WRITTEN TASK »
Copy out all the lines where "title" shows up.
'''
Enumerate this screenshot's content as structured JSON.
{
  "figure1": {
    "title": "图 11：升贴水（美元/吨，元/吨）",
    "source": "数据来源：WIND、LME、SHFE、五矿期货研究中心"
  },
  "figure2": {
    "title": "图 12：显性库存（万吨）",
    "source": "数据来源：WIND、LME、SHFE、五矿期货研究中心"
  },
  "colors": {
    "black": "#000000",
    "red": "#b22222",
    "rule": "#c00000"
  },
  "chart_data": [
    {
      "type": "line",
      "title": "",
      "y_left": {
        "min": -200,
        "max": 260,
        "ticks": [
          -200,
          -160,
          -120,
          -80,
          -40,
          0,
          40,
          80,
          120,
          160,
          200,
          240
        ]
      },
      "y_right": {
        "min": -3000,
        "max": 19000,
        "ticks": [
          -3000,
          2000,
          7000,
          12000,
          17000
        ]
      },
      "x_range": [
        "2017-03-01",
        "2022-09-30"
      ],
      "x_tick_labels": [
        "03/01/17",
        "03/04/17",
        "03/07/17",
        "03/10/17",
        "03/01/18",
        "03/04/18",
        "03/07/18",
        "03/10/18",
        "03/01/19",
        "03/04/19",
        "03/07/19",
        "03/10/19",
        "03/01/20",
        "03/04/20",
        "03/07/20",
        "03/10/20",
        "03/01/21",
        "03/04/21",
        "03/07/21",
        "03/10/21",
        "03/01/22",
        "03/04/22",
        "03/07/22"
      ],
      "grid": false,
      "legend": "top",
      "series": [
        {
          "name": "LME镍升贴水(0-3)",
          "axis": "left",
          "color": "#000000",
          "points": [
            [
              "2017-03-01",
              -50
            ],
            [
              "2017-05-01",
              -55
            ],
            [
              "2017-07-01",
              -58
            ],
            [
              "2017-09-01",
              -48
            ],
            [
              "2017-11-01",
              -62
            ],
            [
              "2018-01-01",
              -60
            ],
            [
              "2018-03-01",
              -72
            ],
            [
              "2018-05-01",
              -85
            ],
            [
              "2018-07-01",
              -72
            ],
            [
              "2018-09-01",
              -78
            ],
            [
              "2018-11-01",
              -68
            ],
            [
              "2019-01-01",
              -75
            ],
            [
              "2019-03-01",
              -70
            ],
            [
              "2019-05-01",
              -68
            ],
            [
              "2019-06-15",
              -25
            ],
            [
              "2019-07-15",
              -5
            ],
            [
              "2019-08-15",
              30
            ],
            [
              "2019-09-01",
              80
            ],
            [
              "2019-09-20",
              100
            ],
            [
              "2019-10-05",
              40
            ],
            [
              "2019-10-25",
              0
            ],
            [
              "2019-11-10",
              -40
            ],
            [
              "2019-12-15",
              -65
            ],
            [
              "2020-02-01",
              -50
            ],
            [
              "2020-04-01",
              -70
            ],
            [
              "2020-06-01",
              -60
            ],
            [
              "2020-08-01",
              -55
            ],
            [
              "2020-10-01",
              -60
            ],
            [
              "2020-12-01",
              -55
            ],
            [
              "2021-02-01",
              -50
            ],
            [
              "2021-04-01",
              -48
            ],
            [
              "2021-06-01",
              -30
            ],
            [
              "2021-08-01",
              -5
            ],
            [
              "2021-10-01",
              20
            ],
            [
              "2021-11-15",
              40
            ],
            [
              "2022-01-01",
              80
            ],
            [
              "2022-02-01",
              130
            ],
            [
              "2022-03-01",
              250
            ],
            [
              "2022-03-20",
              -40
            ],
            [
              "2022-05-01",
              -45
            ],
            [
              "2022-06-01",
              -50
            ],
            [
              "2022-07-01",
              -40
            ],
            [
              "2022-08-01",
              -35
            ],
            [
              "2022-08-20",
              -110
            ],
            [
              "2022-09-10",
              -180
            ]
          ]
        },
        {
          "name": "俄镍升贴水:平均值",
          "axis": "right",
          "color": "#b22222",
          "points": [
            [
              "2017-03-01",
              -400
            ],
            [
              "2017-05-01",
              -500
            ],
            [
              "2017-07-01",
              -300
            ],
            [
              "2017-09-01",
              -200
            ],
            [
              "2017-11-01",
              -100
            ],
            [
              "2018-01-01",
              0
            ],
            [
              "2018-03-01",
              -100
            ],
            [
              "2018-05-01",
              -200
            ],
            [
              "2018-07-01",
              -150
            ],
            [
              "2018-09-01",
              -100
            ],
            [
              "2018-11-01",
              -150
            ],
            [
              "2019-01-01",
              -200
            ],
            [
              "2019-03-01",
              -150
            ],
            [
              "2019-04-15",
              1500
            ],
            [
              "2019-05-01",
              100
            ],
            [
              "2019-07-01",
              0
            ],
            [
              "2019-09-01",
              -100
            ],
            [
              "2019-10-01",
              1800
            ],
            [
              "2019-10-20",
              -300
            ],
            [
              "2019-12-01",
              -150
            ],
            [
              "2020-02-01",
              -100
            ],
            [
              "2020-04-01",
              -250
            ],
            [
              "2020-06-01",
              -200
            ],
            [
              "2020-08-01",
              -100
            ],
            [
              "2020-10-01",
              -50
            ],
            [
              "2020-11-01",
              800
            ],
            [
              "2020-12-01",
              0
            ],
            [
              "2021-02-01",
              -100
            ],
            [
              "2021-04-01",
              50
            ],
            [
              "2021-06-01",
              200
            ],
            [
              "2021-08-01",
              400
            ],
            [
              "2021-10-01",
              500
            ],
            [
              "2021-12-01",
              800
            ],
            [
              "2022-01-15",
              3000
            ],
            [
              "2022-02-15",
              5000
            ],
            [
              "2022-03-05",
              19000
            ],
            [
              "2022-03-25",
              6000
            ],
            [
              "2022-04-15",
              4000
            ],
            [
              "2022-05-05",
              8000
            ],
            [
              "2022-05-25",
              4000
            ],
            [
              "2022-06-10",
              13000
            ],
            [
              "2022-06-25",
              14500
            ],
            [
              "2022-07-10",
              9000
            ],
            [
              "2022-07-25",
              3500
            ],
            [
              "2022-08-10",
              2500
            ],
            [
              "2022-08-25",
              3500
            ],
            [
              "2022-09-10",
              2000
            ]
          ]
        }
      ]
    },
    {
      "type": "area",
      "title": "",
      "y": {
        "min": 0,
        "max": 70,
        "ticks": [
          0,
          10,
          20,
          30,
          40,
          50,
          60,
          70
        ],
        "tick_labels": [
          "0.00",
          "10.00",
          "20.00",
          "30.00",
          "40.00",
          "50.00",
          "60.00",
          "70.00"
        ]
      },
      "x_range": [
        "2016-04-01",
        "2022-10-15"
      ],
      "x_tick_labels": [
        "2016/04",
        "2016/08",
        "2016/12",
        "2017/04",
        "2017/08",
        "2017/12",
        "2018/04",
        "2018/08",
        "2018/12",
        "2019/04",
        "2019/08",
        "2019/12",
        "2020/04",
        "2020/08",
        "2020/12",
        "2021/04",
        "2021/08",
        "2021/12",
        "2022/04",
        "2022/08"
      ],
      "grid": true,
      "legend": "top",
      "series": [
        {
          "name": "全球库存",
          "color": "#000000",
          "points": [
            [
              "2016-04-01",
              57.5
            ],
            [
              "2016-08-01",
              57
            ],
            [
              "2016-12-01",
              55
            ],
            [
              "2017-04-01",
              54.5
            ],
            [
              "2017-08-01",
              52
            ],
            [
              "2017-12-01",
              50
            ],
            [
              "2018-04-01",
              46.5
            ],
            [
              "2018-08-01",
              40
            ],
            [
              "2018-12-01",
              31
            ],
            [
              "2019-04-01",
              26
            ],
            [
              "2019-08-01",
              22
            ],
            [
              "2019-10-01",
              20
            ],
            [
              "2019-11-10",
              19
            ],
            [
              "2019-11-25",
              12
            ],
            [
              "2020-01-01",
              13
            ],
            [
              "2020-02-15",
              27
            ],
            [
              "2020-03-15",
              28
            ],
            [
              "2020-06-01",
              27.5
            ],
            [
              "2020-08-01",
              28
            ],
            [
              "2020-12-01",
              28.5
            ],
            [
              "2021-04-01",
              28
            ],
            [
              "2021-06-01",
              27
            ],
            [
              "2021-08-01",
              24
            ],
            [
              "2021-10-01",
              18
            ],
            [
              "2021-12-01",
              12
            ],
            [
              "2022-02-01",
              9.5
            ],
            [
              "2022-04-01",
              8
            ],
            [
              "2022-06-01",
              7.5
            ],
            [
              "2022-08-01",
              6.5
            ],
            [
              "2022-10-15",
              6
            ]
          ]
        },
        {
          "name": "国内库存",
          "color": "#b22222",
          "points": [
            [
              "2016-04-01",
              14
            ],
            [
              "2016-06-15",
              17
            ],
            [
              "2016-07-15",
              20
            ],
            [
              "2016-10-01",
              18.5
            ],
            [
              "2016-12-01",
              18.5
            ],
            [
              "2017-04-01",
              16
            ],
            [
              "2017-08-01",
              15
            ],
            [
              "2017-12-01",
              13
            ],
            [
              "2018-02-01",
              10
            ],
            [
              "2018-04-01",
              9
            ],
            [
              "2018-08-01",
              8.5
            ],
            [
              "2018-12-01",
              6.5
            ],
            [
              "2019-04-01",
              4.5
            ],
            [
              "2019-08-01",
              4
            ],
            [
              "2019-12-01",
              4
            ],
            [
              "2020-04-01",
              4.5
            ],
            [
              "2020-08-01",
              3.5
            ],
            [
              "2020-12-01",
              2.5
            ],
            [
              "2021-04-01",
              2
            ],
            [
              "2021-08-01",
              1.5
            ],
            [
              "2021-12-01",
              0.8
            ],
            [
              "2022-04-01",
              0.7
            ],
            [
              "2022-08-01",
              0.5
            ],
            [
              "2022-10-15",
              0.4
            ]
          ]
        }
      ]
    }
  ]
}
'''
RESULT FOR THIS EXERCISE »
    "title": "图 11：升贴水（美元/吨，元/吨）",
    "title": "图 12：显性库存（万吨）",
      "title": "",
      "title": "",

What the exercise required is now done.